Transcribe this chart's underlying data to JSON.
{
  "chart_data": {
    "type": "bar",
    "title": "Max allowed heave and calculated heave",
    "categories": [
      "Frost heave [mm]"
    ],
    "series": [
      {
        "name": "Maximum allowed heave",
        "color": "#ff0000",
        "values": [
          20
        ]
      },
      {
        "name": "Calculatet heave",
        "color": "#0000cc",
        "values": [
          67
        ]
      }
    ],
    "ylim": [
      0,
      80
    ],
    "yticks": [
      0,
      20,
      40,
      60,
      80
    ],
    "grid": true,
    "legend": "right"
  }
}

┄┄┄┄┄┄┄┄┄┄

# What the exercise asks
Restate the records, all of them, precisely as written.

# The reply
Transcribe this chart's underlying data to JSON.
{
  "chart_data": {
    "type": "bar",
    "title": "Max allowed heave and calculated heave",
    "categories": [
      "Frost heave [mm]"
    ],
    "series": [
      {
        "name": "Maximum allowed heave",
        "color": "#ff0000",
        "values": [
          20
        ]
      },
      {
        "name": "Calculatet heave",
        "color": "#0000cc",
        "values": [
          67
        ]
      }
    ],
    "ylim": [
      0,
      80
    ],
    "yticks": [
      0,
      20,
      40,
      60,
      80
    ],
    "grid": true,
    "legend": "right"
  }
}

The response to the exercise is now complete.